**ÉNONCÉ A:**
Transcrivez sous forme de tableau Markdown l'ensemble de la liste, depuis son début jusqu'à la ligne contenant « - legend-swatch-office: [451, 423, 464, 437] » incluse, en omettant les lignes vides. Le tableau comportera deux colonnes intitulées « N° » et « Ligne ».

**EXTRAIT CHOISI:**
M. Wauquiez, le statut d'auto-entrepreneur, c'est pas du flan?
Jeudi 04/02/2010 | Posté par Nadia Moulaï
Le secrétaire d'Etat à l'Emploi a accordé une interview au Bondy Blog, lundi soir à la veille du salon de l'entrepreneur.
Dans les quartiers, le chômage culmine à 17% de chômeurs contre 9,1% environ dans le reste du territoire. Pourquoi?
La première chose, c’est la discrimination à l’emploi. Quand on est originaire des quartiers, on n’a plus de mal à accéder à un emploi. Mon job consiste à éviter que les jeunes des quartiers paient l’addition. Il faut inverser la tendance. La mobilisation pour les ZUS, ce n’est pas une mobilisation gadget. Nous devons la tenir sur la durée. De septembre 2008 à septembre 2009, on a eu une hausse du chômage de 20% mais pour la première fois, le chômage dans les ZUS a légèrement reculé. Ce n’est pas faramineux mais au bout d’un an, on peut dire qu’il y a eu un changement. Depuis mai, on a eu 20000 jeunes en moins au chômage.

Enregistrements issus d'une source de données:
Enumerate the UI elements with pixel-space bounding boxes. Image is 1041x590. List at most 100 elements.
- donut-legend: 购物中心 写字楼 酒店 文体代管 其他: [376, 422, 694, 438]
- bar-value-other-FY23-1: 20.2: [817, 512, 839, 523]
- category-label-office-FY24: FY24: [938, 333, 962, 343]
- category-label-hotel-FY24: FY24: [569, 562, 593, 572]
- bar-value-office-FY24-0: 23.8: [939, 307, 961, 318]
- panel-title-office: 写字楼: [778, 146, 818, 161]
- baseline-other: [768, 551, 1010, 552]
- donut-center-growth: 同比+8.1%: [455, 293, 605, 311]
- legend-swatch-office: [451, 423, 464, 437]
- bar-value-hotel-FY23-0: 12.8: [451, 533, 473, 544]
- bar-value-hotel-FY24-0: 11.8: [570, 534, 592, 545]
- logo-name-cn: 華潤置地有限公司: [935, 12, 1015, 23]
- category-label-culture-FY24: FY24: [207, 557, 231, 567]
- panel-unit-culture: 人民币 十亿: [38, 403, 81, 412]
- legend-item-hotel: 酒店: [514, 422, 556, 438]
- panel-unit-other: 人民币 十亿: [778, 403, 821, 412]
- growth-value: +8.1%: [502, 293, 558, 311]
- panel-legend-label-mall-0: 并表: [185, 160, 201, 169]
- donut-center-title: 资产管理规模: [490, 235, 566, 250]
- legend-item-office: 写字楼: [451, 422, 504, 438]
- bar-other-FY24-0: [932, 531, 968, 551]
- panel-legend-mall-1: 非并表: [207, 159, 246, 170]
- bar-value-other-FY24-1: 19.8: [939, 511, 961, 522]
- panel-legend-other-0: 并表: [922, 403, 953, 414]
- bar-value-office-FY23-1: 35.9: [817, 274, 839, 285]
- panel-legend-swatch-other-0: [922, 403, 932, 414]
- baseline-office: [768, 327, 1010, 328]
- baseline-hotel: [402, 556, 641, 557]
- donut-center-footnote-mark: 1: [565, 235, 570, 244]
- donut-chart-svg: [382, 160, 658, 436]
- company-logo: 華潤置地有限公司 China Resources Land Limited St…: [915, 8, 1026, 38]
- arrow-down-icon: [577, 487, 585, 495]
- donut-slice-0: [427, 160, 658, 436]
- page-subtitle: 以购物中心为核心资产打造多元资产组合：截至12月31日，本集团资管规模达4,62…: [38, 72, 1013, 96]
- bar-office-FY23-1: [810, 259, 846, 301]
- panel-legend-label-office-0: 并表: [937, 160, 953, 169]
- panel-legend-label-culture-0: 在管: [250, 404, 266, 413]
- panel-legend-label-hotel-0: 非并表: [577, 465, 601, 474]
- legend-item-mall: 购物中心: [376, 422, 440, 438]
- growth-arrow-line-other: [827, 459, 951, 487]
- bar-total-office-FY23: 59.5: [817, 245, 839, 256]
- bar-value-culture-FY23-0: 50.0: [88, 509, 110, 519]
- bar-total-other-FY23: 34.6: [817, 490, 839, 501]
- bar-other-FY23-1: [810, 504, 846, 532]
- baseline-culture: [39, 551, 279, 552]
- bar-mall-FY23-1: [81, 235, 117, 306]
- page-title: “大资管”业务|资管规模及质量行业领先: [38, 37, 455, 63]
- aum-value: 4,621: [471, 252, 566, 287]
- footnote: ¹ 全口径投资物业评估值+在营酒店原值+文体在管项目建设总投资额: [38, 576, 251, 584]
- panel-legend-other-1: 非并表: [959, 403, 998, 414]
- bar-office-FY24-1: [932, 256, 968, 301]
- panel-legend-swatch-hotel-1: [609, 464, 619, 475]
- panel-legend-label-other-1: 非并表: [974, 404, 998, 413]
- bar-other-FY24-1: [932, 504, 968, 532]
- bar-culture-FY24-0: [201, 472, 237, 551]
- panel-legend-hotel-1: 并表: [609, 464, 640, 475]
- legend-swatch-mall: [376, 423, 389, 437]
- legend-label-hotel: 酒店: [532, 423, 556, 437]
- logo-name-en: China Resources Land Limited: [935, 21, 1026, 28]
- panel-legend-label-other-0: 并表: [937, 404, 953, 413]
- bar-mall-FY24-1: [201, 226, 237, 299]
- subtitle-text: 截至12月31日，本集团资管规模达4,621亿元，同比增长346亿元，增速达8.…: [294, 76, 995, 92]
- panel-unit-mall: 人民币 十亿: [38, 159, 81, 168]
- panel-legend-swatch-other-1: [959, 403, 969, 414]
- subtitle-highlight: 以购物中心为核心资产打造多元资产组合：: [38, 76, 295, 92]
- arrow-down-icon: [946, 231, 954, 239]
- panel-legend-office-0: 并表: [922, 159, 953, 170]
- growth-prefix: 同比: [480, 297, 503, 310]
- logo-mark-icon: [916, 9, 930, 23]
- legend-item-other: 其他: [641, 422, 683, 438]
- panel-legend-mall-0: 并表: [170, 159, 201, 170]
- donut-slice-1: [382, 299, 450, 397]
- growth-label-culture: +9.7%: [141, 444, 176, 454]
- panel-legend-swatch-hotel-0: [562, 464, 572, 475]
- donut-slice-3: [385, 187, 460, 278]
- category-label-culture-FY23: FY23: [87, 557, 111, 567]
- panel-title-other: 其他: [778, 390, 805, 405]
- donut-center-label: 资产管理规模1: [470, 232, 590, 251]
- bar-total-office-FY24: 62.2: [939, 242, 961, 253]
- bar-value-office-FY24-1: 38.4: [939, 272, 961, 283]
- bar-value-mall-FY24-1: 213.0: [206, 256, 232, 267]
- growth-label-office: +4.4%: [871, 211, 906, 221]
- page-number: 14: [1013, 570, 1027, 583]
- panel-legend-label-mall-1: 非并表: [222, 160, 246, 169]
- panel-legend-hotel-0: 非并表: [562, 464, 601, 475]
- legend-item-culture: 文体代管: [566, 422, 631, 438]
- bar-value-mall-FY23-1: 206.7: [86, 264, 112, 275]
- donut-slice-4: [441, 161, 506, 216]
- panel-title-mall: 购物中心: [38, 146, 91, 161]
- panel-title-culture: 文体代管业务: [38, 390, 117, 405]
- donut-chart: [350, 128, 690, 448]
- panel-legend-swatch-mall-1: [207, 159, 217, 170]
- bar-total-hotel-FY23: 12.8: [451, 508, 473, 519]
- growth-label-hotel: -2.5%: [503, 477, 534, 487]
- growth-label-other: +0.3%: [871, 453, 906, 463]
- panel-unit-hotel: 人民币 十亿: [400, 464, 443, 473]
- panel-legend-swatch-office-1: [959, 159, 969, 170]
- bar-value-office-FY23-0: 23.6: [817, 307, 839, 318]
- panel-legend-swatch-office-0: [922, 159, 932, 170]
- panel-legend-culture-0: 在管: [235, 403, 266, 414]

**ÉNONCÉ B:**
Reproduisez fidèlement le passage de l'entretien allant de « Jeudi 04/02/2010 | » jusqu'à « salon de l'entrepreneur. » inclus.

**RÉPONSE RÉDIGÉE A:**
| N° | Ligne |
|---|---|
| 1 | Enumerate the UI elements with pixel-space bounding boxes. Image is 1041x590. List at most 100 elements. |
| 2 | - donut-legend: 购物中心 写字楼 酒店 文体代管 其他: [376, 422, 694, 438] |
| 3 | - bar-value-other-FY23-1: 20.2: [817, 512, 839, 523] |
| 4 | - category-label-office-FY24: FY24: [938, 333, 962, 343] |
| 5 | - category-label-hotel-FY24: FY24: [569, 562, 593, 572] |
| 6 | - bar-value-office-FY24-0: 23.8: [939, 307, 961, 318] |
| 7 | - panel-title-office: 写字楼: [778, 146, 818, 161] |
| 8 | - baseline-other: [768, 551, 1010, 552] |
| 9 | - donut-center-growth: 同比+8.1%: [455, 293, 605, 311] |
| 10 | - legend-swatch-office: [451, 423, 464, 437] |

**RÉPONSE RÉDIGÉE B:**
Jeudi 04/02/2010 | Posté par Nadia Moulaï
Le secrétaire d'Etat à l'Emploi a accordé une interview au Bondy Blog, lundi soir à la veille du salon de l'entrepreneur.